→ TASK DIRECTIONS
Please state how many lines in the records below contain the word "Used", giving only the number.

■ ■ ■ ■ ■

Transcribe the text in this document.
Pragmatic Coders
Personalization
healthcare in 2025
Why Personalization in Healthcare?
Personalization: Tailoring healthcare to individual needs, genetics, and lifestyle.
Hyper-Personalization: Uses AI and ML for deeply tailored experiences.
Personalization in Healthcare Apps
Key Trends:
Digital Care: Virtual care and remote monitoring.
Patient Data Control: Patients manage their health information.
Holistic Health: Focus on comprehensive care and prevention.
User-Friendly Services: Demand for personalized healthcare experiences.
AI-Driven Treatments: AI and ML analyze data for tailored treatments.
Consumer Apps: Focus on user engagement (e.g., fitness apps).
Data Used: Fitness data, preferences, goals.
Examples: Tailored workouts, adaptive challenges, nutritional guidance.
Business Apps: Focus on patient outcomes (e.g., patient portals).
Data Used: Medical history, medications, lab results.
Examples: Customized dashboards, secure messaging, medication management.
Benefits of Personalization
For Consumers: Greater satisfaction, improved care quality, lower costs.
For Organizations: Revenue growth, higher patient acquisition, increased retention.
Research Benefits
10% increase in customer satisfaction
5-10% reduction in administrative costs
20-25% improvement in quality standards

■ ■ ■ ■ ■

→ WRITTEN RESPONSE
2